■ **Brief**:
Write out all of the entries below word for word, with every line unchanged.

■ **Data excerpts**:
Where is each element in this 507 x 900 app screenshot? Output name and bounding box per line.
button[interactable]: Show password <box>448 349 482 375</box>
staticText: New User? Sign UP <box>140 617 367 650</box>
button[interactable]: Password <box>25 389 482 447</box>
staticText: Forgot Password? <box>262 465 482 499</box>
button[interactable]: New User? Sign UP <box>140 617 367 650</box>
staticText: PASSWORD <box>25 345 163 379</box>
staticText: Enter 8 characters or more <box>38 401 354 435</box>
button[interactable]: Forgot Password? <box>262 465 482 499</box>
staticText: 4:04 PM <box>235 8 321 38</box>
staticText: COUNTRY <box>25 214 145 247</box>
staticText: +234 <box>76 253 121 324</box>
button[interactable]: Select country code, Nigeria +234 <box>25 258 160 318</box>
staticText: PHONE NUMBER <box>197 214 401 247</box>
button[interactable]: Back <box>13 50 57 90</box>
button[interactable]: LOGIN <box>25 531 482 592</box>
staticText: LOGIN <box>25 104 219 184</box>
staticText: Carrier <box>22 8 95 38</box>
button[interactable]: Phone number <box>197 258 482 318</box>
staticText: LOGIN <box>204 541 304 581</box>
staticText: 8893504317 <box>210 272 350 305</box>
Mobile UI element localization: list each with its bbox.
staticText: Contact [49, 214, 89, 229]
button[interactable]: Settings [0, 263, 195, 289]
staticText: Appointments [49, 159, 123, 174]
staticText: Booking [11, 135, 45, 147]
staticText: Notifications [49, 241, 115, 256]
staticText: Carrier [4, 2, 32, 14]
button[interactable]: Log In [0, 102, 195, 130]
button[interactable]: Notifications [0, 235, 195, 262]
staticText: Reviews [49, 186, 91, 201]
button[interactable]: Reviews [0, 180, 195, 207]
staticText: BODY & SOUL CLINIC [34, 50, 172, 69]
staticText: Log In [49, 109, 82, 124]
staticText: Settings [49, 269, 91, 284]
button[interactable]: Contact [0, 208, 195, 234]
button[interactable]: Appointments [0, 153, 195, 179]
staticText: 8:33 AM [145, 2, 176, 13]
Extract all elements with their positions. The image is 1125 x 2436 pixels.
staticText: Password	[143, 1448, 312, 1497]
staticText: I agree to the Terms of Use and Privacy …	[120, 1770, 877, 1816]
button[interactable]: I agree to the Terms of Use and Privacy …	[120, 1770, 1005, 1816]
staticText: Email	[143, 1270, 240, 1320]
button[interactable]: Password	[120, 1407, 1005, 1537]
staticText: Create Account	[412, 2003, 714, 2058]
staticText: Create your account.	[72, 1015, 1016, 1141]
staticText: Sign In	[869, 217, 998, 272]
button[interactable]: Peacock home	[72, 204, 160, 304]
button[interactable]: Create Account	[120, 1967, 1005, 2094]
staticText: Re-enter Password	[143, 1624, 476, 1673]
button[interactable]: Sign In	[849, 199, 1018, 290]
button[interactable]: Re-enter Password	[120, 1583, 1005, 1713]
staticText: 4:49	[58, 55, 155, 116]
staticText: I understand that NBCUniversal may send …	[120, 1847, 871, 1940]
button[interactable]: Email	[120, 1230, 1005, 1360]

■ **Task solution**:
Where is each element in this 507 x 900 app screenshot? Output name and bounding box per line.
button[interactable]: Show password <box>448 349 482 375</box>
staticText: New User? Sign UP <box>140 617 367 650</box>
button[interactable]: Password <box>25 389 482 447</box>
staticText: Forgot Password? <box>262 465 482 499</box>
button[interactable]: New User? Sign UP <box>140 617 367 650</box>
staticText: PASSWORD <box>25 345 163 379</box>
staticText: Enter 8 characters or more <box>38 401 354 435</box>
button[interactable]: Forgot Password? <box>262 465 482 499</box>
staticText: 4:04 PM <box>235 8 321 38</box>
staticText: COUNTRY <box>25 214 145 247</box>
staticText: +234 <box>76 253 121 324</box>
button[interactable]: Select country code, Nigeria +234 <box>25 258 160 318</box>
staticText: PHONE NUMBER <box>197 214 401 247</box>
button[interactable]: Back <box>13 50 57 90</box>
button[interactable]: LOGIN <box>25 531 482 592</box>
staticText: LOGIN <box>25 104 219 184</box>
staticText: Carrier <box>22 8 95 38</box>
button[interactable]: Phone number <box>197 258 482 318</box>
staticText: LOGIN <box>204 541 304 581</box>
staticText: 8893504317 <box>210 272 350 305</box>
Mobile UI element localization: list each with its bbox.
staticText: Contact [49, 214, 89, 229]
button[interactable]: Settings [0, 263, 195, 289]
staticText: Appointments [49, 159, 123, 174]
staticText: Booking [11, 135, 45, 147]
staticText: Notifications [49, 241, 115, 256]
staticText: Carrier [4, 2, 32, 14]
button[interactable]: Log In [0, 102, 195, 130]
button[interactable]: Notifications [0, 235, 195, 262]
staticText: Reviews [49, 186, 91, 201]
button[interactable]: Reviews [0, 180, 195, 207]
staticText: BODY & SOUL CLINIC [34, 50, 172, 69]
staticText: Log In [49, 109, 82, 124]
staticText: Settings [49, 269, 91, 284]
button[interactable]: Contact [0, 208, 195, 234]
button[interactable]: Appointments [0, 153, 195, 179]
staticText: 8:33 AM [145, 2, 176, 13]
Extract all elements with their positions. The image is 1125 x 2436 pixels.
staticText: Password	[143, 1448, 312, 1497]
staticText: I agree to the Terms of Use and Privacy …	[120, 1770, 877, 1816]
button[interactable]: I agree to the Terms of Use and Privacy …	[120, 1770, 1005, 1816]
staticText: Email	[143, 1270, 240, 1320]
button[interactable]: Password	[120, 1407, 1005, 1537]
staticText: Create Account	[412, 2003, 714, 2058]
staticText: Create your account.	[72, 1015, 1016, 1141]
staticText: Sign In	[869, 217, 998, 272]
button[interactable]: Peacock home	[72, 204, 160, 304]
button[interactable]: Create Account	[120, 1967, 1005, 2094]
staticText: Re-enter Password	[143, 1624, 476, 1673]
button[interactable]: Sign In	[849, 199, 1018, 290]
button[interactable]: Re-enter Password	[120, 1583, 1005, 1713]
staticText: 4:49	[58, 55, 155, 116]
staticText: I understand that NBCUniversal may send …	[120, 1847, 871, 1940]
button[interactable]: Email	[120, 1230, 1005, 1360]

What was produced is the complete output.